## Task list
1 > Translate this sentence from the hash aggregation post into Spanish: "When spilling, it is cheap to partition on the hash value at the same time, which dramatically reduces the need to spill multiple times."
2 > In the records, rename "tweet-time" to "post-time" in everything from the line containing "reply-icon bbox=[154, 625, 180, 653]" down to the line containing "reply-count: 14 bbox=[190, 389, 218, 415]". Return only those lines, with nothing else changed.

## Document extract
•••••

Re: Memory-Bounded Hash Aggregation

From: Jeff Davis <pgsql(at)j-davis(dot)com>
To: Tomas Vondra <tomas(dot)vondra(at)2ndquadrant(dot)com>
Cc: pgsql-hackers(at)postgresql(dot)org
Subject: Re: Memory-Bounded Hash Aggregation
Date: 2019-07-04 02:03:06
Message-ID: e13b52d4d8f9c10f7b58f39270213b868c99b685.camel@j-davis.com
Views: Raw Message | Whole Thread | Download mbox | Resend email
Thread:
Lists: pgsql-hackers

On Wed, 2019-07-03 at 02:17 +0200, Tomas Vondra wrote:
> What does "partitioned hash strategy" do? It's probably explained in
> one
> of the historical discussions, but I'm not sure which one. I assume
> it
> simply hashes the group keys and uses that to partition the data, and
> then
> passing it to hash aggregate.

Yes. When spilling, it is cheap to partition on the hash value at the
same time, which dramatically reduces the need to spill multiple times.

•••••

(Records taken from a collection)

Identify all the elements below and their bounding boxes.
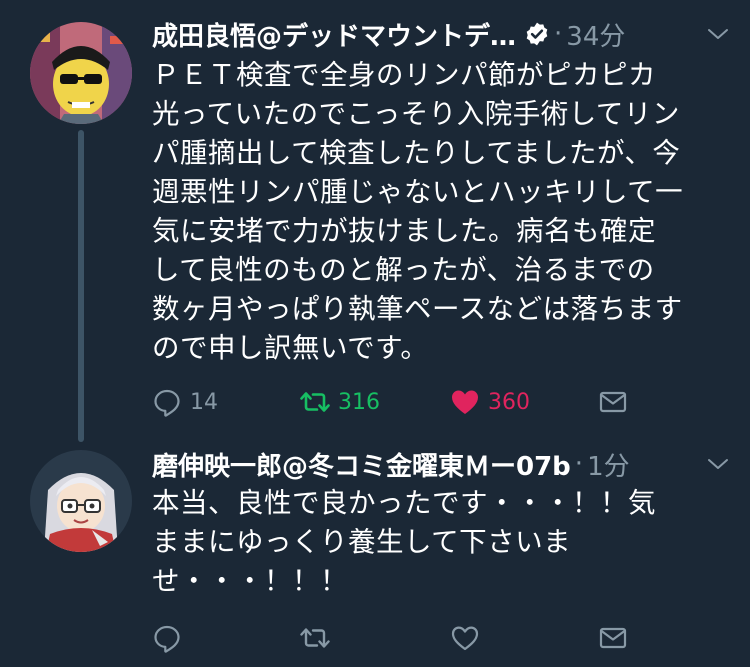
reply-icon bbox=[154, 625, 180, 653]
tweet-time[interactable]: 1分 bbox=[587, 446, 630, 483]
verified-badge-icon bbox=[526, 22, 548, 46]
author-name[interactable]: 成田良悟@デッドマウントデ… bbox=[152, 16, 516, 53]
tweet-time[interactable]: 34分 bbox=[566, 16, 625, 53]
tweet-header: 成田良悟@デッドマウントデ… · 34分 bbox=[152, 14, 730, 54]
reply-count: 14 bbox=[190, 389, 218, 415]
heart-icon bbox=[452, 390, 478, 414]
envelope-icon bbox=[599, 391, 627, 413]
retweet-count: 316 bbox=[338, 389, 380, 415]
retweet-icon bbox=[300, 628, 330, 648]
action-bar: 14 316 360 bbox=[152, 382, 652, 422]
action-bar bbox=[152, 618, 652, 658]
reply-button[interactable]: 14 bbox=[152, 382, 218, 422]
retweet-button[interactable]: 316 bbox=[300, 382, 380, 422]
like-button[interactable] bbox=[450, 618, 480, 658]
avatar-narita[interactable] bbox=[30, 22, 132, 124]
direct-message-button[interactable] bbox=[598, 618, 628, 658]
tweet-text: 本当、良性で良かったです・・・！！気 ままにゆっくり養生して下さいま せ・・・！… bbox=[152, 487, 656, 597]
reply-button[interactable] bbox=[152, 618, 182, 658]
author-name[interactable]: 磨伸映一郎@冬コミ金曜東Ｍー07b bbox=[152, 446, 571, 483]
separator-dot: · bbox=[574, 449, 584, 479]
chevron-down-icon[interactable] bbox=[706, 22, 730, 46]
like-button[interactable]: 360 bbox=[450, 382, 530, 422]
reply-icon bbox=[154, 389, 180, 417]
retweet-icon bbox=[300, 392, 330, 412]
chevron-down-icon[interactable] bbox=[706, 452, 730, 476]
envelope-icon bbox=[599, 627, 627, 649]
tweet-text: ＰＥＴ検査で全身のリンパ節がピカピカ 光っていたのでこっそり入院手術してリン パ… bbox=[152, 59, 684, 364]
thread-line bbox=[78, 130, 84, 442]
avatar-matoshin[interactable] bbox=[30, 450, 132, 552]
separator-dot: · bbox=[554, 19, 563, 49]
retweet-button[interactable] bbox=[300, 618, 330, 658]
heart-outline-icon bbox=[451, 626, 479, 651]
tweet-header: 磨伸映一郎@冬コミ金曜東Ｍー07b · 1分 bbox=[152, 444, 730, 484]
direct-message-button[interactable] bbox=[598, 382, 628, 422]
like-count: 360 bbox=[488, 389, 530, 415]
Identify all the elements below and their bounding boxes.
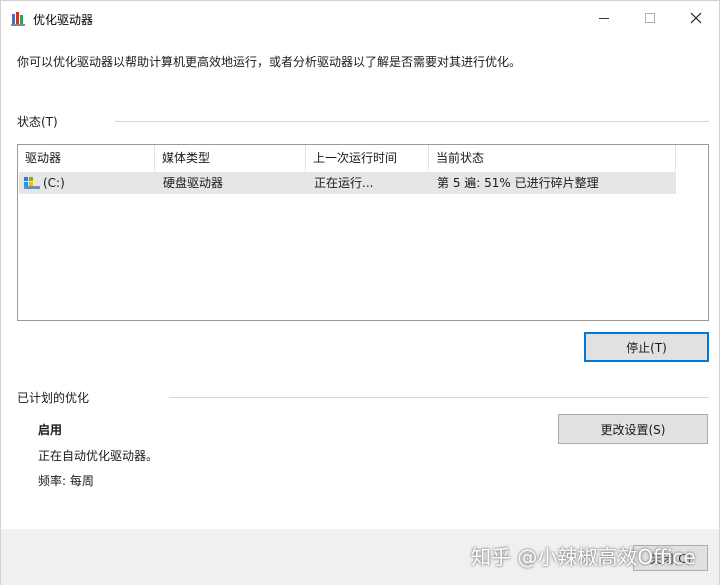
schedule-state: 启用 — [38, 423, 63, 437]
stop-button[interactable]: 停止(T) — [584, 332, 709, 362]
minimize-button[interactable] — [581, 1, 627, 35]
minimize-icon — [599, 17, 609, 19]
scheduled-divider — [169, 397, 709, 398]
schedule-description: 正在自动优化驱动器。 — [38, 449, 159, 463]
table-row[interactable]: (C:) 硬盘驱动器 正在运行... 第 5 遍: 51% 已进行碎片整理 — [19, 172, 676, 194]
close-icon — [690, 12, 702, 24]
media-type-cell: 硬盘驱动器 — [163, 176, 224, 190]
scheduled-section-label: 已计划的优化 — [17, 391, 90, 405]
window-title: 优化驱动器 — [33, 13, 94, 27]
maximize-icon — [645, 13, 655, 23]
status-section-label: 状态(T) — [17, 115, 58, 129]
drive-name: (C:) — [43, 176, 65, 190]
maximize-button[interactable] — [627, 1, 673, 35]
drives-listview[interactable]: 驱动器 媒体类型 上一次运行时间 当前状态 (C:) 硬盘驱动器 正在运行...… — [17, 144, 709, 321]
column-header-current-status[interactable]: 当前状态 — [429, 145, 676, 171]
column-header-last-run[interactable]: 上一次运行时间 — [306, 145, 429, 171]
schedule-frequency: 频率: 每周 — [38, 474, 94, 488]
watermark-text: 知乎 @小辣椒高效Office — [471, 545, 696, 569]
column-header-media-type[interactable]: 媒体类型 — [155, 145, 306, 171]
listview-header: 驱动器 媒体类型 上一次运行时间 当前状态 — [18, 145, 708, 171]
optimize-drives-app-icon — [11, 12, 25, 26]
description-text: 你可以优化驱动器以帮助计算机更高效地运行，或者分析驱动器以了解是否需要对其进行优… — [17, 55, 522, 69]
change-settings-button[interactable]: 更改设置(S) — [558, 414, 708, 444]
column-header-drive[interactable]: 驱动器 — [18, 145, 155, 171]
close-button[interactable] — [673, 1, 719, 35]
status-divider — [115, 121, 709, 122]
last-run-cell: 正在运行... — [314, 176, 374, 190]
hard-drive-icon — [24, 177, 40, 189]
optimize-drives-window: 优化驱动器 你可以优化驱动器以帮助计算机更高效地运行，或者分析驱动器以了解是否需… — [0, 0, 720, 585]
title-bar[interactable]: 优化驱动器 — [1, 1, 719, 35]
current-status-cell: 第 5 遍: 51% 已进行碎片整理 — [437, 176, 599, 190]
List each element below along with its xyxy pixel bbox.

•••••

## Solved problems
1 > Al volcar datos a disco, resulta barato particionar por el valor hash al mismo tiempo, lo que reduce drásticamente la necesidad de volcar varias veces.

2 >
reply-icon bbox=[154, 625, 180, 653]
post-time[interactable]: 1分 bbox=[587, 446, 630, 483]
verified-badge-icon bbox=[526, 22, 548, 46]
author-name[interactable]: 成田良悟@デッドマウントデ… bbox=[152, 16, 516, 53]
post-time[interactable]: 34分 bbox=[566, 16, 625, 53]
tweet-header: 成田良悟@デッドマウントデ… · 34分 bbox=[152, 14, 730, 54]
reply-count: 14 bbox=[190, 389, 218, 415]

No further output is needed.